WHAT TO WORK ON: Locate the lines of the listing below that hold "Добавить", then copy each of them.

MATERIAL FOR THE TASK:
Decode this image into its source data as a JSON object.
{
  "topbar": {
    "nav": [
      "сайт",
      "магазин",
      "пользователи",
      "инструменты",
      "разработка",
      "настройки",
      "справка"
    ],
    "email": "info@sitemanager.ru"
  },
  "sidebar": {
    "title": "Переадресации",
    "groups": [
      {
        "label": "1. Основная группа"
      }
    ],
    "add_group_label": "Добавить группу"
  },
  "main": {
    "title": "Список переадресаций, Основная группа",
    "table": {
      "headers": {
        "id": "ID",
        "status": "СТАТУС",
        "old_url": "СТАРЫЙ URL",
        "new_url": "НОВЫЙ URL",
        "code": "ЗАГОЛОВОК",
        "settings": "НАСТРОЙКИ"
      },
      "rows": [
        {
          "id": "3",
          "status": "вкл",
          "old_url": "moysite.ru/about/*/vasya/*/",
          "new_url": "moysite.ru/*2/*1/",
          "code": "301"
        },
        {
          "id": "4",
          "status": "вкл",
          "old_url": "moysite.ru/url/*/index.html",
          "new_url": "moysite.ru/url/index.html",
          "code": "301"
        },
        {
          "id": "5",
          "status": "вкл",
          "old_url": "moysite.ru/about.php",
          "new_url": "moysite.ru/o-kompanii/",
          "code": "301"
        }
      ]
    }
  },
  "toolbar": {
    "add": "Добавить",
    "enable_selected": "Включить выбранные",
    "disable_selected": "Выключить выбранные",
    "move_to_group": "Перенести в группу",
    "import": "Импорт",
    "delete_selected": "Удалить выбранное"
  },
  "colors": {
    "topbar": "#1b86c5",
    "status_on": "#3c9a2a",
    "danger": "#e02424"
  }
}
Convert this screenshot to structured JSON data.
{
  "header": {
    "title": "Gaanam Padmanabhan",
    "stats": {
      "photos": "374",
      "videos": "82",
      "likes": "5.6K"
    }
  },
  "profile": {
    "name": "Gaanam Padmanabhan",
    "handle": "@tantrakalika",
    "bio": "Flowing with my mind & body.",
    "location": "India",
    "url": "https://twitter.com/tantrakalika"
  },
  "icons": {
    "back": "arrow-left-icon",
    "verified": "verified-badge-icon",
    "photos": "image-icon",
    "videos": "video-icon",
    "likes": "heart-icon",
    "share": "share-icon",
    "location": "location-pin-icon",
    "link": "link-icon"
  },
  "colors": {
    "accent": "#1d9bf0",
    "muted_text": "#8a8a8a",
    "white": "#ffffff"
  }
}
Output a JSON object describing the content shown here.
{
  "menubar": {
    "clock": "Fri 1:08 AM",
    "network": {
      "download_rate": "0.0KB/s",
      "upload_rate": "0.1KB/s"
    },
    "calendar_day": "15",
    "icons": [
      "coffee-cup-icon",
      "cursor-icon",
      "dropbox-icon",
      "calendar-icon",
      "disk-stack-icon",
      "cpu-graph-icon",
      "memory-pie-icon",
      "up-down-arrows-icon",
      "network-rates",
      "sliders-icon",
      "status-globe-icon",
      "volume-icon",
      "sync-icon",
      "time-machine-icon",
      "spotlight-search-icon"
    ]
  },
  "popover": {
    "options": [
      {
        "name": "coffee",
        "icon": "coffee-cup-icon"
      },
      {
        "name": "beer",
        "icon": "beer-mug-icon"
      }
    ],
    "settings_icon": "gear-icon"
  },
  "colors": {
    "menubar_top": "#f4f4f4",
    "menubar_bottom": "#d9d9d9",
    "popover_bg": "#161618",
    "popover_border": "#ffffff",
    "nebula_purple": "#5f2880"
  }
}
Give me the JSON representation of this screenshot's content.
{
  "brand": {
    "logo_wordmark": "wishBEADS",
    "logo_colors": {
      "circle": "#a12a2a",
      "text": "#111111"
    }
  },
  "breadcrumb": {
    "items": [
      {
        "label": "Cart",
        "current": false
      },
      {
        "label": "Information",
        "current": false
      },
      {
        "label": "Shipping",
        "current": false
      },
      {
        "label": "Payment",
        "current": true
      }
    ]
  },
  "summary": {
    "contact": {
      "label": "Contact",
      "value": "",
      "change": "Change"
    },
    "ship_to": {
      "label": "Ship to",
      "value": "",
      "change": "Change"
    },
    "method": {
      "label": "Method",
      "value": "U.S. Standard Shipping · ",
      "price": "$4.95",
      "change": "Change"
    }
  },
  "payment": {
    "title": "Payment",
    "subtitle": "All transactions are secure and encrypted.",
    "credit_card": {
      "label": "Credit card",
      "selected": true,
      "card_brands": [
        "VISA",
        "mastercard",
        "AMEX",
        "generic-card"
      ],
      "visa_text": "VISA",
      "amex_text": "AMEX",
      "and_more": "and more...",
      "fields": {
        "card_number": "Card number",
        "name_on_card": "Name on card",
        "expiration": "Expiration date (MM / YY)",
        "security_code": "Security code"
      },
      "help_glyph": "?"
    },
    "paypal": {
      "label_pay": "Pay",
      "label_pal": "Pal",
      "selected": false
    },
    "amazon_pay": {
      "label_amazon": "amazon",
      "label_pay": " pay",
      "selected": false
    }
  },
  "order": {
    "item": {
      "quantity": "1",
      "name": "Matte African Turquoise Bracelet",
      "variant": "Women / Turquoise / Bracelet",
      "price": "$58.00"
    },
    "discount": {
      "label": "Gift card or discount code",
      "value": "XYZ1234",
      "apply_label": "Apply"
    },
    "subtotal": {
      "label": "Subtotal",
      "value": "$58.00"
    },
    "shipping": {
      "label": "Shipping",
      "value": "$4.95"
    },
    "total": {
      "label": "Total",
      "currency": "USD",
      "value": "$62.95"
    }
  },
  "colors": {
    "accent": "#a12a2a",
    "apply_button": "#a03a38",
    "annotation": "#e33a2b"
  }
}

FINAL RESULT:
    "add_group_label": "Добавить группу"
    "add": "Добавить",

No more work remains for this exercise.